RECORDS SHOWN:
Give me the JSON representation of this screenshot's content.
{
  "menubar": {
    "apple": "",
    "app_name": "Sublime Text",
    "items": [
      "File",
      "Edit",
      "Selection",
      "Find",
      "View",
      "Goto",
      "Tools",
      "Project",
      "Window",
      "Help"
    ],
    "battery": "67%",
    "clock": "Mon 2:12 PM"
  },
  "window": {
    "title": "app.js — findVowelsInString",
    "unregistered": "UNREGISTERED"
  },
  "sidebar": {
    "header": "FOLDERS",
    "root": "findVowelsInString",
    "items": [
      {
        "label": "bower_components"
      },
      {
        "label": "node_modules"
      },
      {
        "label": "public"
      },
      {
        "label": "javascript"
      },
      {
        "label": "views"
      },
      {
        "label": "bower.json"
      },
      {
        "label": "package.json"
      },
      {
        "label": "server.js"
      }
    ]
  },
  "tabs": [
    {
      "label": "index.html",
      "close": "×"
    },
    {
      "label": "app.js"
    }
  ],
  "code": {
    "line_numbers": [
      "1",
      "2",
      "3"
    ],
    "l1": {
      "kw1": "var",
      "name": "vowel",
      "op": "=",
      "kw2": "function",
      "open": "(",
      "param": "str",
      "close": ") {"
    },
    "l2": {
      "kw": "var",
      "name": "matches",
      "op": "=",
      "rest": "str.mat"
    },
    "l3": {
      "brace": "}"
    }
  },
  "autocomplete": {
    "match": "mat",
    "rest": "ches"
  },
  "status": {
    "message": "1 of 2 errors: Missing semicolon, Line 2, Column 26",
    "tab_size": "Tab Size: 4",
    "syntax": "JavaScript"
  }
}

GIVEN EXERCISE:
Repeat the material above in full, quoting it exactly.

SOLUTION TO THIS EXERCISE:
Give me the JSON representation of this screenshot's content.
{
  "menubar": {
    "apple": "",
    "app_name": "Sublime Text",
    "items": [
      "File",
      "Edit",
      "Selection",
      "Find",
      "View",
      "Goto",
      "Tools",
      "Project",
      "Window",
      "Help"
    ],
    "battery": "67%",
    "clock": "Mon 2:12 PM"
  },
  "window": {
    "title": "app.js — findVowelsInString",
    "unregistered": "UNREGISTERED"
  },
  "sidebar": {
    "header": "FOLDERS",
    "root": "findVowelsInString",
    "items": [
      {
        "label": "bower_components"
      },
      {
        "label": "node_modules"
      },
      {
        "label": "public"
      },
      {
        "label": "javascript"
      },
      {
        "label": "views"
      },
      {
        "label": "bower.json"
      },
      {
        "label": "package.json"
      },
      {
        "label": "server.js"
      }
    ]
  },
  "tabs": [
    {
      "label": "index.html",
      "close": "×"
    },
    {
      "label": "app.js"
    }
  ],
  "code": {
    "line_numbers": [
      "1",
      "2",
      "3"
    ],
    "l1": {
      "kw1": "var",
      "name": "vowel",
      "op": "=",
      "kw2": "function",
      "open": "(",
      "param": "str",
      "close": ") {"
    },
    "l2": {
      "kw": "var",
      "name": "matches",
      "op": "=",
      "rest": "str.mat"
    },
    "l3": {
      "brace": "}"
    }
  },
  "autocomplete": {
    "match": "mat",
    "rest": "ches"
  },
  "status": {
    "message": "1 of 2 errors: Missing semicolon, Line 2, Column 26",
    "tab_size": "Tab Size: 4",
    "syntax": "JavaScript"
  }
}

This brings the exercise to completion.